### Source records
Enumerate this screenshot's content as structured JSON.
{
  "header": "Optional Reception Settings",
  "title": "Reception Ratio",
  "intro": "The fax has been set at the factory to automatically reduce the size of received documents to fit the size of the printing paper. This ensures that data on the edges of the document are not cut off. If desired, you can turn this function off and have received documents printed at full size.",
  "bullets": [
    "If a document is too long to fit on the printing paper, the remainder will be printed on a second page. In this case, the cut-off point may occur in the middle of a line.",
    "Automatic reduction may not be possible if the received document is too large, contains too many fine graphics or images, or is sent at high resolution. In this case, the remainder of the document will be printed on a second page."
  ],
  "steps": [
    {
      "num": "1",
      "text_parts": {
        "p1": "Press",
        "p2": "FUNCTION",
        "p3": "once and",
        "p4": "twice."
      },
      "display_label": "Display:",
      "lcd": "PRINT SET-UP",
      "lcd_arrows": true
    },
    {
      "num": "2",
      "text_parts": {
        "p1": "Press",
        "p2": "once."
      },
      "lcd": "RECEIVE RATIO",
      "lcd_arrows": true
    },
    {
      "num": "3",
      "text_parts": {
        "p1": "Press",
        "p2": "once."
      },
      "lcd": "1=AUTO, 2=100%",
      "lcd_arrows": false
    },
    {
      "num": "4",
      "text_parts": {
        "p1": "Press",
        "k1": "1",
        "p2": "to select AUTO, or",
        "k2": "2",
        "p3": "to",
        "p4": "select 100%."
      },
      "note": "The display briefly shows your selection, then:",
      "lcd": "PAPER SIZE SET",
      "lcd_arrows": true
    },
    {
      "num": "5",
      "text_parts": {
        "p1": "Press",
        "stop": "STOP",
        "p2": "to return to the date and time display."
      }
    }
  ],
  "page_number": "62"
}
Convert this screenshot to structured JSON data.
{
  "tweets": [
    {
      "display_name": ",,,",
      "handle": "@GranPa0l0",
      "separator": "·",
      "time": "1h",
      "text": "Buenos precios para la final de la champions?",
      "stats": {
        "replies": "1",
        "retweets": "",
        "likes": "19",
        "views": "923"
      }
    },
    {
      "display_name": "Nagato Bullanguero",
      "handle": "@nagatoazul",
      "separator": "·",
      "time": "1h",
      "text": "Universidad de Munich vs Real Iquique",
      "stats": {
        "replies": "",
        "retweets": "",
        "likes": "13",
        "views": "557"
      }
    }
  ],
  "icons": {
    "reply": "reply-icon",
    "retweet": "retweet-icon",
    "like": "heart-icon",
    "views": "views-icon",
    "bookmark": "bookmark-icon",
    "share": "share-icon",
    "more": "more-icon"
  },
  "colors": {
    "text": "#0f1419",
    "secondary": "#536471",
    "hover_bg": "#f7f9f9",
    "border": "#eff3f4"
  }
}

### Exercise task
Determine how many lines of the listing hold the word "screenshot" and reply with that figure alone.

### Final answer
2